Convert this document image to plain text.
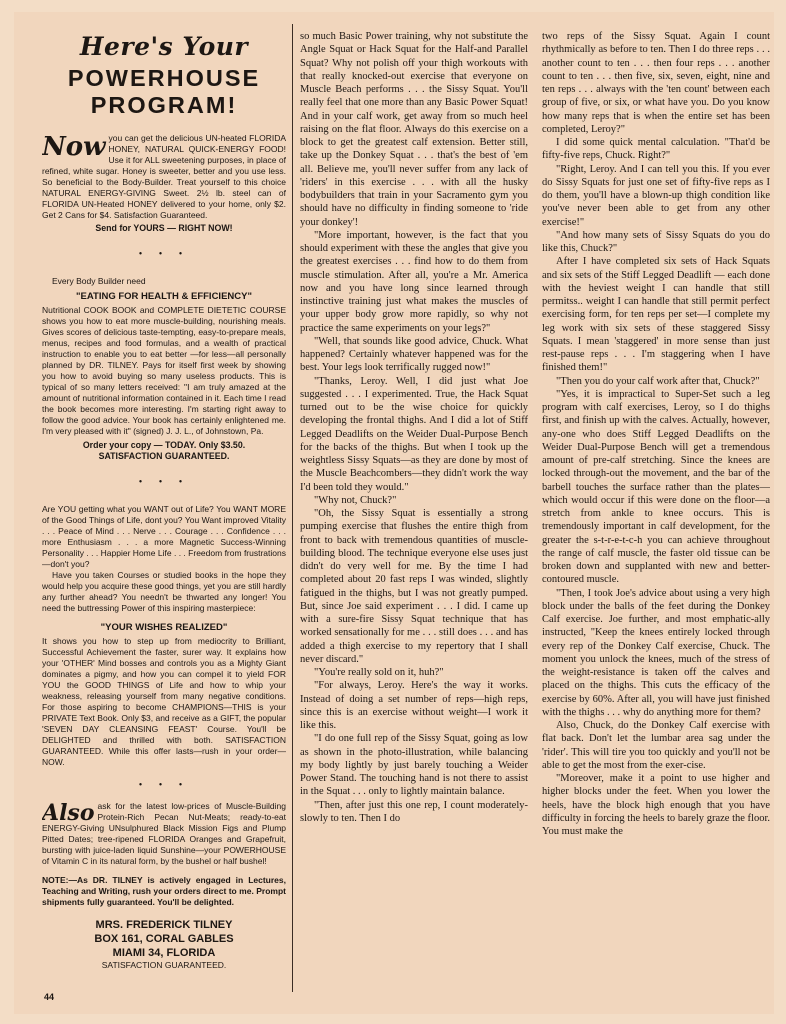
Here's Your
POWERHOUSE PROGRAM!
Now you can get the delicious UN-heated FLORIDA HONEY, NATURAL QUICK-ENERGY FOOD! Use it for ALL sweetening purposes, in place of refined, white sugar. Honey is sweeter, better and you use less. So beneficial to the Body-Builder. Treat yourself to this choice NATURAL ENERGY-GIVING Sweet. 2½ lb. steel can of FLORIDA UN-Heated HONEY delivered to your home, only $2. Get 2 Cans for $4. Satisfaction Guaranteed.

Send for YOURS — RIGHT NOW!

• • •

Every Body Builder need

"EATING FOR HEALTH & EFFICIENCY"

Nutritional COOK BOOK and COMPLETE DIETETIC COURSE shows you how to eat more muscle-building, nourishing meals. Gives scores of delicious taste-tempting, easy-to-prepare meals, menus, recipes and food formulas, and a wealth of practical instruction to enable you to eat better —for less—all personally planned by DR. TILNEY. Pays for itself first week by showing you how to avoid buying so many useless products. This is typical of so many letters received: "I am truly amazed at the amount of nutritional information contained in it. Each time I read the book becomes more interesting. I'm starting right away to follow the good advice. Your book has certainly enlightened me. I'm very pleased with it" (signed) J. J. L., of Johnstown, Pa.

Order your copy — TODAY. Only $3.50.

SATISFACTION GUARANTEED.

• • •

Are YOU getting what you WANT out of Life? You WANT MORE of the Good Things of Life, dont you? You Want improved Vitality . . . Peace of Mind . . . Nerve . . . Courage . . . Confidence . . . more Enthusiasm . . . a more Magnetic Success-Winning Personality . . . Happier Home Life . . . Freedom from frustrations—don't you?

Have you taken Courses or studied books in the hope they would help you acquire these good things, yet you are still hardly any further ahead? You needn't be thwarted any longer! You need the buttressing Power of this inspiring masterpiece:

"YOUR WISHES REALIZED"

It shows you how to step up from mediocrity to Brilliant, Successful Achievement the faster, surer way. It explains how your 'OTHER' Mind bosses and controls you as a Mighty Giant dominates a pigmy, and how you can compel it to yield FOR YOU the GOOD THINGS of Life and how to whip your weakness, releasing yourself from many negative conditions. For those aspiring to become CHAMPIONS—THIS is your PRIVATE Text Book. Only $3, and receive as a GIFT, the popular 'SEVEN DAY CLEANSING FEAST' Course. You'll be DELIGHTED and thrilled with both. SATISFACTION GUARANTEED. While this offer lasts—rush in your order—NOW.

• • •
Also ask for the latest low-prices of Muscle-Building Protein-Rich Pecan Nut-Meats; ready-to-eat ENERGY-Giving UNsulphured Black Mission Figs and Plump Pitted Dates; tree-ripened FLORIDA Oranges and Grapefruit, bursting with juice-laden liquid Sunshine—your POWERHOUSE of Vitamin C in its natural form, by the bushel or half bushel!

NOTE:—As DR. TILNEY is actively engaged in Lectures, Teaching and Writing, rush your orders direct to me. Prompt shipments fully guaranteed. You'll be delighted.

MRS. FREDERICK TILNEY

BOX 161, CORAL GABLES

MIAMI 34, FLORIDA

SATISFACTION GUARANTEED.

so much Basic Power training, why not substitute the Angle Squat or Hack Squat for the Half-and Parallel Squat? Why not polish off your thigh workouts with that really knocked-out exercise that everyone on Muscle Beach performs . . . the Sissy Squat. You'll really feel that one more than any Basic Power Squat! And in your calf work, get away from so much heel raising on the flat floor. Always do this exercise on a block to get the greatest calf extension. Better still, take up the Donkey Squat . . . that's the best of 'em all. Believe me, you'll never suffer from any lack of 'riders' in this exercise . . . with all the husky bodybuilders that train in your Sacramento gym you should have no difficulty in finding someone to 'ride your donkey'!

"More important, however, is the fact that you should experiment with these the angles that give you the greatest exercises . . . find how to do them from muscle stimulation. After all, you're a Mr. America now and you have long since learned through instinctive training just what makes the muscles of your upper body grow more rapidly, so why not practice the same experiments on your legs?"

"Well, that sounds like good advice, Chuck. What happened? Certainly whatever happened was for the best. Your legs look terrifically rugged now!"

"Thanks, Leroy. Well, I did just what Joe suggested . . . I experimented. True, the Hack Squat turned out to be the wise choice for quickly developing the frontal thighs. And I did a lot of Stiff Legged Deadlifts on the Weider Dual-Purpose Bench for the backs of the thighs. But when I took up the weightless Sissy Squats—as they are done by most of the Muscle Beachcombers—they didn't work the way I'd been told they would."

"Why not, Chuck?"

"Oh, the Sissy Squat is essentially a strong pumping exercise that flushes the entire thigh from front to back with tremendous quantities of muscle-building blood. The technique everyone else uses just didn't do very well for me. By the time I had completed about 20 fast reps I was winded, slightly fatigued in the thighs, but I was not greatly pumped. But, since Joe said experiment . . . I did. I came up with a sure-fire Sissy Squat technique that has worked sensationally for me . . . still does . . . and has added a thigh exercise to my repertory that I shall never discard."

"You're really sold on it, huh?"

"For always, Leroy. Here's the way it works. Instead of doing a set number of reps—high reps, since this is an exercise without weight—I work it like this.

"I do one full rep of the Sissy Squat, going as low as shown in the photo-illustration, while balancing my body lightly by just barely touching a Weider Power Stand. The touching hand is not there to assist in the Squat . . . only to lightly maintain balance.

"Then, after just this one rep, I count moderately-slowly to ten. Then I do

two reps of the Sissy Squat. Again I count rhythmically as before to ten. Then I do three reps . . . another count to ten . . . then four reps . . . another count to ten . . . then five, six, seven, eight, nine and ten reps . . . always with the 'ten count' between each group of five, or six, or what have you. Do you know how many reps that is when the entire set has been completed, Leroy?"

I did some quick mental calculation. "That'd be fifty-five reps, Chuck. Right?"

"Right, Leroy. And I can tell you this. If you ever do Sissy Squats for just one set of fifty-five reps as I do them, you'll have a blown-up thigh condition like you've never been able to get from any other exercise!"

"And how many sets of Sissy Squats do you do like this, Chuck?"

After I have completed six sets of Hack Squats and six sets of the Stiff Legged Deadlift — each done with the heviest weight I can handle that still permitss.. weight I can handle that still permit perfect exercising form, for ten reps per set—I complete my leg work with six sets of these staggered Sissy Squats. I mean 'staggered' in more sense than just rest-pause reps . . . I'm staggering when I have finished them!"

"Then you do your calf work after that, Chuck?"

"Yes, it is impractical to Super-Set such a leg program with calf exercises, Leroy, so I do thighs first, and finish up with the calves. Actually, however, any-one who does Stiff Legged Deadlifts on the Weider Dual-Purpose Bench will get a tremendous amount of pre-calf stretching. Since the knees are locked through-out the movement, and the bar of the barbell touches the surface rather than the plates—which would occur if this were done on the floor—a stretch from ankle to knee occurs. This is tremendously important in calf development, for the greater the s-t-r-e-t-c-h you can achieve throughout the range of calf muscle, the faster old tissue can be broken down and supplanted with new and better-contoured muscle.

"Then, I took Joe's advice about using a very high block under the balls of the feet during the Donkey Calf exercise. Joe further, and most emphatic-ally instructed, "Keep the knees entirely locked through every rep of the Donkey Calf exercise, Chuck. The moment you unlock the knees, much of the stress of the weight-resistance is taken off the calves and placed on the thighs. This cuts the efficacy of the exercise by 60%. After all, you will have just finished with the thighs . . . why do anything more for them?

Also, Chuck, do the Donkey Calf exercise with flat back. Don't let the lumbar area sag under the 'rider'. This will tire you too quickly and you'll not be able to get the most from the exer-cise.

"Moreover, make it a point to use higher and higher blocks under the feet. When you lower the heels, have the block high enough that you have difficulty in forcing the heels to barely graze the floor. You must make the

44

========================================

■ **Work required**:
Copy the records above exactly. The pictures are not part of the copy.

■ **Response area**:
Convert this document image to plain text.
Here's Your
POWERHOUSE PROGRAM!
Now you can get the delicious UN-heated FLORIDA HONEY, NATURAL QUICK-ENERGY FOOD! Use it for ALL sweetening purposes, in place of refined, white sugar. Honey is sweeter, better and you use less. So beneficial to the Body-Builder. Treat yourself to this choice NATURAL ENERGY-GIVING Sweet. 2½ lb. steel can of FLORIDA UN-Heated HONEY delivered to your home, only $2. Get 2 Cans for $4. Satisfaction Guaranteed.

Send for YOURS — RIGHT NOW!

• • •

Every Body Builder need

"EATING FOR HEALTH & EFFICIENCY"

Nutritional COOK BOOK and COMPLETE DIETETIC COURSE shows you how to eat more muscle-building, nourishing meals. Gives scores of delicious taste-tempting, easy-to-prepare meals, menus, recipes and food formulas, and a wealth of practical instruction to enable you to eat better —for less—all personally planned by DR. TILNEY. Pays for itself first week by showing you how to avoid buying so many useless products. This is typical of so many letters received: "I am truly amazed at the amount of nutritional information contained in it. Each time I read the book becomes more interesting. I'm starting right away to follow the good advice. Your book has certainly enlightened me. I'm very pleased with it" (signed) J. J. L., of Johnstown, Pa.

Order your copy — TODAY. Only $3.50.

SATISFACTION GUARANTEED.

• • •

Are YOU getting what you WANT out of Life? You WANT MORE of the Good Things of Life, dont you? You Want improved Vitality . . . Peace of Mind . . . Nerve . . . Courage . . . Confidence . . . more Enthusiasm . . . a more Magnetic Success-Winning Personality . . . Happier Home Life . . . Freedom from frustrations—don't you?

Have you taken Courses or studied books in the hope they would help you acquire these good things, yet you are still hardly any further ahead? You needn't be thwarted any longer! You need the buttressing Power of this inspiring masterpiece:

"YOUR WISHES REALIZED"

It shows you how to step up from mediocrity to Brilliant, Successful Achievement the faster, surer way. It explains how your 'OTHER' Mind bosses and controls you as a Mighty Giant dominates a pigmy, and how you can compel it to yield FOR YOU the GOOD THINGS of Life and how to whip your weakness, releasing yourself from many negative conditions. For those aspiring to become CHAMPIONS—THIS is your PRIVATE Text Book. Only $3, and receive as a GIFT, the popular 'SEVEN DAY CLEANSING FEAST' Course. You'll be DELIGHTED and thrilled with both. SATISFACTION GUARANTEED. While this offer lasts—rush in your order—NOW.

• • •
Also ask for the latest low-prices of Muscle-Building Protein-Rich Pecan Nut-Meats; ready-to-eat ENERGY-Giving UNsulphured Black Mission Figs and Plump Pitted Dates; tree-ripened FLORIDA Oranges and Grapefruit, bursting with juice-laden liquid Sunshine—your POWERHOUSE of Vitamin C in its natural form, by the bushel or half bushel!

NOTE:—As DR. TILNEY is actively engaged in Lectures, Teaching and Writing, rush your orders direct to me. Prompt shipments fully guaranteed. You'll be delighted.

MRS. FREDERICK TILNEY

BOX 161, CORAL GABLES

MIAMI 34, FLORIDA

SATISFACTION GUARANTEED.

so much Basic Power training, why not substitute the Angle Squat or Hack Squat for the Half-and Parallel Squat? Why not polish off your thigh workouts with that really knocked-out exercise that everyone on Muscle Beach performs . . . the Sissy Squat. You'll really feel that one more than any Basic Power Squat! And in your calf work, get away from so much heel raising on the flat floor. Always do this exercise on a block to get the greatest calf extension. Better still, take up the Donkey Squat . . . that's the best of 'em all. Believe me, you'll never suffer from any lack of 'riders' in this exercise . . . with all the husky bodybuilders that train in your Sacramento gym you should have no difficulty in finding someone to 'ride your donkey'!

"More important, however, is the fact that you should experiment with these the angles that give you the greatest exercises . . . find how to do them from muscle stimulation. After all, you're a Mr. America now and you have long since learned through instinctive training just what makes the muscles of your upper body grow more rapidly, so why not practice the same experiments on your legs?"

"Well, that sounds like good advice, Chuck. What happened? Certainly whatever happened was for the best. Your legs look terrifically rugged now!"

"Thanks, Leroy. Well, I did just what Joe suggested . . . I experimented. True, the Hack Squat turned out to be the wise choice for quickly developing the frontal thighs. And I did a lot of Stiff Legged Deadlifts on the Weider Dual-Purpose Bench for the backs of the thighs. But when I took up the weightless Sissy Squats—as they are done by most of the Muscle Beachcombers—they didn't work the way I'd been told they would."

"Why not, Chuck?"

"Oh, the Sissy Squat is essentially a strong pumping exercise that flushes the entire thigh from front to back with tremendous quantities of muscle-building blood. The technique everyone else uses just didn't do very well for me. By the time I had completed about 20 fast reps I was winded, slightly fatigued in the thighs, but I was not greatly pumped. But, since Joe said experiment . . . I did. I came up with a sure-fire Sissy Squat technique that has worked sensationally for me . . . still does . . . and has added a thigh exercise to my repertory that I shall never discard."

"You're really sold on it, huh?"

"For always, Leroy. Here's the way it works. Instead of doing a set number of reps—high reps, since this is an exercise without weight—I work it like this.

"I do one full rep of the Sissy Squat, going as low as shown in the photo-illustration, while balancing my body lightly by just barely touching a Weider Power Stand. The touching hand is not there to assist in the Squat . . . only to lightly maintain balance.

"Then, after just this one rep, I count moderately-slowly to ten. Then I do

two reps of the Sissy Squat. Again I count rhythmically as before to ten. Then I do three reps . . . another count to ten . . . then four reps . . . another count to ten . . . then five, six, seven, eight, nine and ten reps . . . always with the 'ten count' between each group of five, or six, or what have you. Do you know how many reps that is when the entire set has been completed, Leroy?"

I did some quick mental calculation. "That'd be fifty-five reps, Chuck. Right?"

"Right, Leroy. And I can tell you this. If you ever do Sissy Squats for just one set of fifty-five reps as I do them, you'll have a blown-up thigh condition like you've never been able to get from any other exercise!"

"And how many sets of Sissy Squats do you do like this, Chuck?"

After I have completed six sets of Hack Squats and six sets of the Stiff Legged Deadlift — each done with the heviest weight I can handle that still permitss.. weight I can handle that still permit perfect exercising form, for ten reps per set—I complete my leg work with six sets of these staggered Sissy Squats. I mean 'staggered' in more sense than just rest-pause reps . . . I'm staggering when I have finished them!"

"Then you do your calf work after that, Chuck?"

"Yes, it is impractical to Super-Set such a leg program with calf exercises, Leroy, so I do thighs first, and finish up with the calves. Actually, however, any-one who does Stiff Legged Deadlifts on the Weider Dual-Purpose Bench will get a tremendous amount of pre-calf stretching. Since the knees are locked through-out the movement, and the bar of the barbell touches the surface rather than the plates—which would occur if this were done on the floor—a stretch from ankle to knee occurs. This is tremendously important in calf development, for the greater the s-t-r-e-t-c-h you can achieve throughout the range of calf muscle, the faster old tissue can be broken down and supplanted with new and better-contoured muscle.

"Then, I took Joe's advice about using a very high block under the balls of the feet during the Donkey Calf exercise. Joe further, and most emphatic-ally instructed, "Keep the knees entirely locked through every rep of the Donkey Calf exercise, Chuck. The moment you unlock the knees, much of the stress of the weight-resistance is taken off the calves and placed on the thighs. This cuts the efficacy of the exercise by 60%. After all, you will have just finished with the thighs . . . why do anything more for them?

Also, Chuck, do the Donkey Calf exercise with flat back. Don't let the lumbar area sag under the 'rider'. This will tire you too quickly and you'll not be able to get the most from the exer-cise.

"Moreover, make it a point to use higher and higher blocks under the feet. When you lower the heels, have the block high enough that you have difficulty in forcing the heels to barely graze the floor. You must make the

44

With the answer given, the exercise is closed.